■ THE EXERCISE ■
Answer with nothing except the number of lines that contain the word "method".

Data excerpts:
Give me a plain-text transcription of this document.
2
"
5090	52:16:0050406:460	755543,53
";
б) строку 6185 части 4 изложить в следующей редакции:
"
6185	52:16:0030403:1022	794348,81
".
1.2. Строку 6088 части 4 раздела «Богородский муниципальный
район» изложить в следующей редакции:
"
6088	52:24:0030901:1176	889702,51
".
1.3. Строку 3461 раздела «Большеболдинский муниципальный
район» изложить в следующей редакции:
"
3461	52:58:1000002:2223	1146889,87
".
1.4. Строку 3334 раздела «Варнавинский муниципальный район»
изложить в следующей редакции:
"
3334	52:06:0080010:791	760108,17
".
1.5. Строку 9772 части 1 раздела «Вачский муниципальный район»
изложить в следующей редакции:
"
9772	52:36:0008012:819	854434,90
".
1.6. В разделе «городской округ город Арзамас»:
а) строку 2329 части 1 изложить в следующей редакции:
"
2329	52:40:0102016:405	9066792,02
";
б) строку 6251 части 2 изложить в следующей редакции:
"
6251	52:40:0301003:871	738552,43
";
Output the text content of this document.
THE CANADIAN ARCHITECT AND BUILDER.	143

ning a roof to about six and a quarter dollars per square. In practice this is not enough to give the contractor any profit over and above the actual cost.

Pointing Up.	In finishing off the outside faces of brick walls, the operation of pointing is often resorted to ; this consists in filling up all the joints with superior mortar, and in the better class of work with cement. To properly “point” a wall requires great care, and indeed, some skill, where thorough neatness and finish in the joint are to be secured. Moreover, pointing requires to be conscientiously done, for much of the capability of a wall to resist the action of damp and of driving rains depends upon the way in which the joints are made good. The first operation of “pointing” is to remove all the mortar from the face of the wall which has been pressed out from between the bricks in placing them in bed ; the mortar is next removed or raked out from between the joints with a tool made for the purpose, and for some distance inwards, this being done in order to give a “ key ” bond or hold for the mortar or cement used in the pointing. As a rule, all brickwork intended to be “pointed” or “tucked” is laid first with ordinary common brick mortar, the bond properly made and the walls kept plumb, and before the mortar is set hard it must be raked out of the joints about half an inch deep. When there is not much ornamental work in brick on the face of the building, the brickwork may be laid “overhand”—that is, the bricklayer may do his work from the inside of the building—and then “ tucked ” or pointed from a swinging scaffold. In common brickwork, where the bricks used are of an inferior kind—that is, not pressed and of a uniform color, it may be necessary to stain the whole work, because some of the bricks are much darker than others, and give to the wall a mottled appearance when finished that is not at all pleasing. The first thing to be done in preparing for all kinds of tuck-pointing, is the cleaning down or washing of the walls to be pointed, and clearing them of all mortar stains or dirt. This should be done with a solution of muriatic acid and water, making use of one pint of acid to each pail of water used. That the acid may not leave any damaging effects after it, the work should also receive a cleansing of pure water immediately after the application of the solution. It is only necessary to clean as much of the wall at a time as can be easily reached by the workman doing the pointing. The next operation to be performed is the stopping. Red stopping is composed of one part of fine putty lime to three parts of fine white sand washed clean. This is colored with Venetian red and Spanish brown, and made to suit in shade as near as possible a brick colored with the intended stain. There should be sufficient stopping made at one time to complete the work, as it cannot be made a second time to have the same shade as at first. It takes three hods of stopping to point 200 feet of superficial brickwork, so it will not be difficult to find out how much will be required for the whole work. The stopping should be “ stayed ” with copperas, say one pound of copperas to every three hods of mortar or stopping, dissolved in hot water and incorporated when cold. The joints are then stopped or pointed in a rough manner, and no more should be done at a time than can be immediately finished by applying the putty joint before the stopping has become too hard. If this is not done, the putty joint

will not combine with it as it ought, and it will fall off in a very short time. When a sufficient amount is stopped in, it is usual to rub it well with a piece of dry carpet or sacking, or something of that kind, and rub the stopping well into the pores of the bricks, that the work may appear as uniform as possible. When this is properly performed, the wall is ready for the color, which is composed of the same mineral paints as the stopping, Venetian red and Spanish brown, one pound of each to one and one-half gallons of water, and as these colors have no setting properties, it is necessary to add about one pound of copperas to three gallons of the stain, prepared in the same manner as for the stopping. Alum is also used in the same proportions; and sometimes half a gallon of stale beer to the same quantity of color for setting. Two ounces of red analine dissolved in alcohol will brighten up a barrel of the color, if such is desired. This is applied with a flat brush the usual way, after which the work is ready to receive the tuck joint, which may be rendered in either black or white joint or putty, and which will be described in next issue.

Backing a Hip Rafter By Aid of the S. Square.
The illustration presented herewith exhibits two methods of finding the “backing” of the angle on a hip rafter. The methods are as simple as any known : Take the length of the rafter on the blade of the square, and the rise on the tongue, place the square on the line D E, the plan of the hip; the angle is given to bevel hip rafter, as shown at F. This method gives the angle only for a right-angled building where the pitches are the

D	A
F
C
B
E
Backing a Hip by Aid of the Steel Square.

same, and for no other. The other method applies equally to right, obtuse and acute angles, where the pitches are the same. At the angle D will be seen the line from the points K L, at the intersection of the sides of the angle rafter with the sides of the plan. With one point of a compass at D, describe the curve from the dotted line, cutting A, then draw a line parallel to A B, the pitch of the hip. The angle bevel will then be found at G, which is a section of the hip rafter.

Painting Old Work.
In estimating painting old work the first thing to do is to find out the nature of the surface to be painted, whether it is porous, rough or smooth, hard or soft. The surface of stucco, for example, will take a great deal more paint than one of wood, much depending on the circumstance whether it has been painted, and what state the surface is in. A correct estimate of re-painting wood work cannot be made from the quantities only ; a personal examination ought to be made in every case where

■ RESPONSE FOR THIS EXERCISE ■
2